→ **TASK PROMPT**
Your answer should be a single number: the count of lines containing the string "evidence".

------------------------

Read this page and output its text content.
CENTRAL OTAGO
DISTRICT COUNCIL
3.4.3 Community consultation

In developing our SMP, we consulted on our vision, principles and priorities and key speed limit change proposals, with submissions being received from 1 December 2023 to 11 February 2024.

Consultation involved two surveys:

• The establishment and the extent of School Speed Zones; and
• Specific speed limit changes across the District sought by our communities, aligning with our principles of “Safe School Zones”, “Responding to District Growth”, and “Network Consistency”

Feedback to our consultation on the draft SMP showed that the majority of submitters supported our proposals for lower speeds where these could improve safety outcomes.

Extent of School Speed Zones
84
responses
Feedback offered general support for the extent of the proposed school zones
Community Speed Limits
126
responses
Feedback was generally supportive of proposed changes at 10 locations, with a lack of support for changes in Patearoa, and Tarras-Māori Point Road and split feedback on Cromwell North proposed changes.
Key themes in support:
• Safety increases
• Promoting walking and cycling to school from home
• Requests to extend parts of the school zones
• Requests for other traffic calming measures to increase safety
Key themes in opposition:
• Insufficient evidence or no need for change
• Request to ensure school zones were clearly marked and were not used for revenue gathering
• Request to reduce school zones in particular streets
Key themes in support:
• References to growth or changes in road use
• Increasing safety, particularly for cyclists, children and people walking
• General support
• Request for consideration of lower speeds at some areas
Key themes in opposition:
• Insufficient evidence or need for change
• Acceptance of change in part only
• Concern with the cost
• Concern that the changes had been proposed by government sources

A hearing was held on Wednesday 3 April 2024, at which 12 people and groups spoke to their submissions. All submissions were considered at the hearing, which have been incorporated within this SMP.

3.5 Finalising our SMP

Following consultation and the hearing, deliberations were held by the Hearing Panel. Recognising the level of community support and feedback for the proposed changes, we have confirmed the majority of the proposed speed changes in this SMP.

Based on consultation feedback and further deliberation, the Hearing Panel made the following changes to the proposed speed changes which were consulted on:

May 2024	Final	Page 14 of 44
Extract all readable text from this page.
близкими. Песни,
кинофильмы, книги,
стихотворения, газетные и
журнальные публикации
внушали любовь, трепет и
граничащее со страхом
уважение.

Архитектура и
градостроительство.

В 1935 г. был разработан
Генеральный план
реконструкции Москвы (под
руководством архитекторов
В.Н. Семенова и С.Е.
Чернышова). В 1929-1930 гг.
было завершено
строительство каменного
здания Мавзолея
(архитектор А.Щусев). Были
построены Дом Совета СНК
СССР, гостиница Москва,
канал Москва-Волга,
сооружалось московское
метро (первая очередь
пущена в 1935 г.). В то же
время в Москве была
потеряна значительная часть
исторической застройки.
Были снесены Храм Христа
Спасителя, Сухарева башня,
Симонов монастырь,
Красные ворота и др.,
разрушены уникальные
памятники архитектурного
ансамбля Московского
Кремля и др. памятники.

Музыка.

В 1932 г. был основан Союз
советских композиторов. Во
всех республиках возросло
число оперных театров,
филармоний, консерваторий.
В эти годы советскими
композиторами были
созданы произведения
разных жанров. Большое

------------------------

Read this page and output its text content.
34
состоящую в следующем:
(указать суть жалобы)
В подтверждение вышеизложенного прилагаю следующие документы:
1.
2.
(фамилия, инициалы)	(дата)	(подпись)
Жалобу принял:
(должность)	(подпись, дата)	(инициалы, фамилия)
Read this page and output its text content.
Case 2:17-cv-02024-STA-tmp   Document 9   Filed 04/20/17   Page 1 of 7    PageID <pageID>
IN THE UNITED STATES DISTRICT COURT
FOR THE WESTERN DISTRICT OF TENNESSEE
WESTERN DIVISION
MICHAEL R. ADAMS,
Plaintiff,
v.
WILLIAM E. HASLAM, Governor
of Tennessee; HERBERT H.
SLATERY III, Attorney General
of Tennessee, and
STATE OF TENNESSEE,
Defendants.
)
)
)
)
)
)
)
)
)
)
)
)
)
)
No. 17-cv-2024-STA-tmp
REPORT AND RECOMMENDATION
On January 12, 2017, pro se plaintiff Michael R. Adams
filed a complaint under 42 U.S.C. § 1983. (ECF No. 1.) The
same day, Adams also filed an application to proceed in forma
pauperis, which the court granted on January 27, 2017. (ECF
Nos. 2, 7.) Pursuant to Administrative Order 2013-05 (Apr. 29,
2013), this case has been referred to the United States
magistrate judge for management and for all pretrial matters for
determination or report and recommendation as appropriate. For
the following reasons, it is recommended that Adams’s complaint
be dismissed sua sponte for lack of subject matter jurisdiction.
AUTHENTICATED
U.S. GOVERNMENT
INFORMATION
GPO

------------------------

→ **SOLUTION FOR THIS PROBLEM**
2